## YOUR OBJECTIVE
Exactly as given, repeat all of the entries.

## RECORD EXTRACTS
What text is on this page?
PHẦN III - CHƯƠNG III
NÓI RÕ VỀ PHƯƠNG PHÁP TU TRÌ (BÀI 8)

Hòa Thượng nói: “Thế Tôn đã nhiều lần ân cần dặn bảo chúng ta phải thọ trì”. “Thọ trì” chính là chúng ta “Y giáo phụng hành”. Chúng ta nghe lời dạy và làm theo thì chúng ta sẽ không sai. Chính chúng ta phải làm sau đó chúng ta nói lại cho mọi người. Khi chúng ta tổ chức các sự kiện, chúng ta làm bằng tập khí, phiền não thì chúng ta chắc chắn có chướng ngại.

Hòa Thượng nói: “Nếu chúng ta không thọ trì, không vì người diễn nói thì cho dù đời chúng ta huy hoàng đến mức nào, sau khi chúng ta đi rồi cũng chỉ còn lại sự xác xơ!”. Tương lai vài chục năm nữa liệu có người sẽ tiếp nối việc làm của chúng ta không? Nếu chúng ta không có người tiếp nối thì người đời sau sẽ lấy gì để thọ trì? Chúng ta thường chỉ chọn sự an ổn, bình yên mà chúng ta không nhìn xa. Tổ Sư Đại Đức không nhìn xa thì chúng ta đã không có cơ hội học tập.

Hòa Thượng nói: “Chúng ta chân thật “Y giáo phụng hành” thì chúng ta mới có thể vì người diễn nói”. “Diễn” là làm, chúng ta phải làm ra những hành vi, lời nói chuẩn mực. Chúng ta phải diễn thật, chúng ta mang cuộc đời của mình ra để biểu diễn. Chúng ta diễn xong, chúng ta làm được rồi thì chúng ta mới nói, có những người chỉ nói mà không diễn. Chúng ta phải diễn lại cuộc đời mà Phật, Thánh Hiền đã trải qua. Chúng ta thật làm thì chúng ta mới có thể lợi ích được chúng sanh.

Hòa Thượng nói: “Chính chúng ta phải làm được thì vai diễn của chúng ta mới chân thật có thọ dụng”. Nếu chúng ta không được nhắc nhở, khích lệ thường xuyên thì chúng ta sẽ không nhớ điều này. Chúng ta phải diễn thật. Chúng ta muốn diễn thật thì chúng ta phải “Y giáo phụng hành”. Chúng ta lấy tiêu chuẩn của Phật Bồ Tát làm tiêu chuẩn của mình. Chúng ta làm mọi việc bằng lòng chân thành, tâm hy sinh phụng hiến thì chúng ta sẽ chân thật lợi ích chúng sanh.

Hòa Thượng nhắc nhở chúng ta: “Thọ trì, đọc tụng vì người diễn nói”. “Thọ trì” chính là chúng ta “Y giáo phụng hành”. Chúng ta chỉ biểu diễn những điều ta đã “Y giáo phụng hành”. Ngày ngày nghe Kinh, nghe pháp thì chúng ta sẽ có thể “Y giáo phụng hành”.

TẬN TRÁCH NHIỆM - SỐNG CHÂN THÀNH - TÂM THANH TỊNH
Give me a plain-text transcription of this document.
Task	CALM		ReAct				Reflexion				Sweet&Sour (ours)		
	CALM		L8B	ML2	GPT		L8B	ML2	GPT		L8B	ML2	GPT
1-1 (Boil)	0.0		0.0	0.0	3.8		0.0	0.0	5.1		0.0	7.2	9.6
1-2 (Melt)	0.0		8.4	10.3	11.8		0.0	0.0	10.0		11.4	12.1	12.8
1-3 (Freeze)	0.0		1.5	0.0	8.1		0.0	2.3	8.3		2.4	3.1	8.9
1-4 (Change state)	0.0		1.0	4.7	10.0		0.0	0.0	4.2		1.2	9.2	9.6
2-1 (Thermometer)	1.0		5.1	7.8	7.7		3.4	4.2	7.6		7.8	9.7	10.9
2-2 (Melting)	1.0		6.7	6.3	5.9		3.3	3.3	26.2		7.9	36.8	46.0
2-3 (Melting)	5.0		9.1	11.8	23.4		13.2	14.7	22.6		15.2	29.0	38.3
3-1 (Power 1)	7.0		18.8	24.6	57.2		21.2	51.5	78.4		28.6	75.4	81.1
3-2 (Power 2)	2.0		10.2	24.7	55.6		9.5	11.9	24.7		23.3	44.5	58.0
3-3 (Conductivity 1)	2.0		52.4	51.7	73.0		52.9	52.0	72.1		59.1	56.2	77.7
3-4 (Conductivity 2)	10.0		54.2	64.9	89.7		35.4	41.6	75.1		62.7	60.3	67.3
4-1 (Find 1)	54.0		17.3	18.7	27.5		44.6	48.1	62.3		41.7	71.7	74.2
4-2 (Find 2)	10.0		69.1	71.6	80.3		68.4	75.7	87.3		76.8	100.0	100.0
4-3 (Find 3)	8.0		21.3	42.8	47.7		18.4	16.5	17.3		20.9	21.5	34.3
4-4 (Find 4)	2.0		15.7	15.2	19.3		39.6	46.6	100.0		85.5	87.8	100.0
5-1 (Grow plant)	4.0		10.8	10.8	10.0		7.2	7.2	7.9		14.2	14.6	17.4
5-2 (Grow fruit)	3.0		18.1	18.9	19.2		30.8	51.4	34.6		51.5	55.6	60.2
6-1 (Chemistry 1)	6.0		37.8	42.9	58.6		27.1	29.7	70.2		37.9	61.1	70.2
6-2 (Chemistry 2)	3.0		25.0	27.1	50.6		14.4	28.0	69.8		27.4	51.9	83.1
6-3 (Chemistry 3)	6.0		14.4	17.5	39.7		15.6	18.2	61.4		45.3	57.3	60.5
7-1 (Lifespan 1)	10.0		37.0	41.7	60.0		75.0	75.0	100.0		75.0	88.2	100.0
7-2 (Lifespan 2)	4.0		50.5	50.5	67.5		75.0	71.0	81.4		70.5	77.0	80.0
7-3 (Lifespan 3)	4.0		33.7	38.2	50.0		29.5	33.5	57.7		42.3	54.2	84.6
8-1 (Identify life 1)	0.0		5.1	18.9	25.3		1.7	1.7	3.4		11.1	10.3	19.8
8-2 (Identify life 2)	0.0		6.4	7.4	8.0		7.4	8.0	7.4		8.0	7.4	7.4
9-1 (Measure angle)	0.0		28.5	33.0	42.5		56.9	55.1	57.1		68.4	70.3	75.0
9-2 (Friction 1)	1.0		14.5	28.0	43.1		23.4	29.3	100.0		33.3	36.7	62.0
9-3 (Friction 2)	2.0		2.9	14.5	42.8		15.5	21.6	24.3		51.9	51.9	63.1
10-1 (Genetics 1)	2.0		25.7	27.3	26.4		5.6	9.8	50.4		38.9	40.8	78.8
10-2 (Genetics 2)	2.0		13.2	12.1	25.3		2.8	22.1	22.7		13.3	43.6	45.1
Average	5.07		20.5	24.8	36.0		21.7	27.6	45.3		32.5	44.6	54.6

## COMPLETE OUTPUT
What text is on this page?
PHẦN III - CHƯƠNG III
NÓI RÕ VỀ PHƯƠNG PHÁP TU TRÌ (BÀI 8)

Hòa Thượng nói: “Thế Tôn đã nhiều lần ân cần dặn bảo chúng ta phải thọ trì”. “Thọ trì” chính là chúng ta “Y giáo phụng hành”. Chúng ta nghe lời dạy và làm theo thì chúng ta sẽ không sai. Chính chúng ta phải làm sau đó chúng ta nói lại cho mọi người. Khi chúng ta tổ chức các sự kiện, chúng ta làm bằng tập khí, phiền não thì chúng ta chắc chắn có chướng ngại.

Hòa Thượng nói: “Nếu chúng ta không thọ trì, không vì người diễn nói thì cho dù đời chúng ta huy hoàng đến mức nào, sau khi chúng ta đi rồi cũng chỉ còn lại sự xác xơ!”. Tương lai vài chục năm nữa liệu có người sẽ tiếp nối việc làm của chúng ta không? Nếu chúng ta không có người tiếp nối thì người đời sau sẽ lấy gì để thọ trì? Chúng ta thường chỉ chọn sự an ổn, bình yên mà chúng ta không nhìn xa. Tổ Sư Đại Đức không nhìn xa thì chúng ta đã không có cơ hội học tập.

Hòa Thượng nói: “Chúng ta chân thật “Y giáo phụng hành” thì chúng ta mới có thể vì người diễn nói”. “Diễn” là làm, chúng ta phải làm ra những hành vi, lời nói chuẩn mực. Chúng ta phải diễn thật, chúng ta mang cuộc đời của mình ra để biểu diễn. Chúng ta diễn xong, chúng ta làm được rồi thì chúng ta mới nói, có những người chỉ nói mà không diễn. Chúng ta phải diễn lại cuộc đời mà Phật, Thánh Hiền đã trải qua. Chúng ta thật làm thì chúng ta mới có thể lợi ích được chúng sanh.

Hòa Thượng nói: “Chính chúng ta phải làm được thì vai diễn của chúng ta mới chân thật có thọ dụng”. Nếu chúng ta không được nhắc nhở, khích lệ thường xuyên thì chúng ta sẽ không nhớ điều này. Chúng ta phải diễn thật. Chúng ta muốn diễn thật thì chúng ta phải “Y giáo phụng hành”. Chúng ta lấy tiêu chuẩn của Phật Bồ Tát làm tiêu chuẩn của mình. Chúng ta làm mọi việc bằng lòng chân thành, tâm hy sinh phụng hiến thì chúng ta sẽ chân thật lợi ích chúng sanh.

Hòa Thượng nhắc nhở chúng ta: “Thọ trì, đọc tụng vì người diễn nói”. “Thọ trì” chính là chúng ta “Y giáo phụng hành”. Chúng ta chỉ biểu diễn những điều ta đã “Y giáo phụng hành”. Ngày ngày nghe Kinh, nghe pháp thì chúng ta sẽ có thể “Y giáo phụng hành”.

TẬN TRÁCH NHIỆM - SỐNG CHÂN THÀNH - TÂM THANH TỊNH
Give me a plain-text transcription of this document.
Task	CALM		ReAct				Reflexion				Sweet&Sour (ours)		
	CALM		L8B	ML2	GPT		L8B	ML2	GPT		L8B	ML2	GPT
1-1 (Boil)	0.0		0.0	0.0	3.8		0.0	0.0	5.1		0.0	7.2	9.6
1-2 (Melt)	0.0		8.4	10.3	11.8		0.0	0.0	10.0		11.4	12.1	12.8
1-3 (Freeze)	0.0		1.5	0.0	8.1		0.0	2.3	8.3		2.4	3.1	8.9
1-4 (Change state)	0.0		1.0	4.7	10.0		0.0	0.0	4.2		1.2	9.2	9.6
2-1 (Thermometer)	1.0		5.1	7.8	7.7		3.4	4.2	7.6		7.8	9.7	10.9
2-2 (Melting)	1.0		6.7	6.3	5.9		3.3	3.3	26.2		7.9	36.8	46.0
2-3 (Melting)	5.0		9.1	11.8	23.4		13.2	14.7	22.6		15.2	29.0	38.3
3-1 (Power 1)	7.0		18.8	24.6	57.2		21.2	51.5	78.4		28.6	75.4	81.1
3-2 (Power 2)	2.0		10.2	24.7	55.6		9.5	11.9	24.7		23.3	44.5	58.0
3-3 (Conductivity 1)	2.0		52.4	51.7	73.0		52.9	52.0	72.1		59.1	56.2	77.7
3-4 (Conductivity 2)	10.0		54.2	64.9	89.7		35.4	41.6	75.1		62.7	60.3	67.3
4-1 (Find 1)	54.0		17.3	18.7	27.5		44.6	48.1	62.3		41.7	71.7	74.2
4-2 (Find 2)	10.0		69.1	71.6	80.3		68.4	75.7	87.3		76.8	100.0	100.0
4-3 (Find 3)	8.0		21.3	42.8	47.7		18.4	16.5	17.3		20.9	21.5	34.3
4-4 (Find 4)	2.0		15.7	15.2	19.3		39.6	46.6	100.0		85.5	87.8	100.0
5-1 (Grow plant)	4.0		10.8	10.8	10.0		7.2	7.2	7.9		14.2	14.6	17.4
5-2 (Grow fruit)	3.0		18.1	18.9	19.2		30.8	51.4	34.6		51.5	55.6	60.2
6-1 (Chemistry 1)	6.0		37.8	42.9	58.6		27.1	29.7	70.2		37.9	61.1	70.2
6-2 (Chemistry 2)	3.0		25.0	27.1	50.6		14.4	28.0	69.8		27.4	51.9	83.1
6-3 (Chemistry 3)	6.0		14.4	17.5	39.7		15.6	18.2	61.4		45.3	57.3	60.5
7-1 (Lifespan 1)	10.0		37.0	41.7	60.0		75.0	75.0	100.0		75.0	88.2	100.0
7-2 (Lifespan 2)	4.0		50.5	50.5	67.5		75.0	71.0	81.4		70.5	77.0	80.0
7-3 (Lifespan 3)	4.0		33.7	38.2	50.0		29.5	33.5	57.7		42.3	54.2	84.6
8-1 (Identify life 1)	0.0		5.1	18.9	25.3		1.7	1.7	3.4		11.1	10.3	19.8
8-2 (Identify life 2)	0.0		6.4	7.4	8.0		7.4	8.0	7.4		8.0	7.4	7.4
9-1 (Measure angle)	0.0		28.5	33.0	42.5		56.9	55.1	57.1		68.4	70.3	75.0
9-2 (Friction 1)	1.0		14.5	28.0	43.1		23.4	29.3	100.0		33.3	36.7	62.0
9-3 (Friction 2)	2.0		2.9	14.5	42.8		15.5	21.6	24.3		51.9	51.9	63.1
10-1 (Genetics 1)	2.0		25.7	27.3	26.4		5.6	9.8	50.4		38.9	40.8	78.8
10-2 (Genetics 2)	2.0		13.2	12.1	25.3		2.8	22.1	22.7		13.3	43.6	45.1
Average	5.07		20.5	24.8	36.0		21.7	27.6	45.3		32.5	44.6	54.6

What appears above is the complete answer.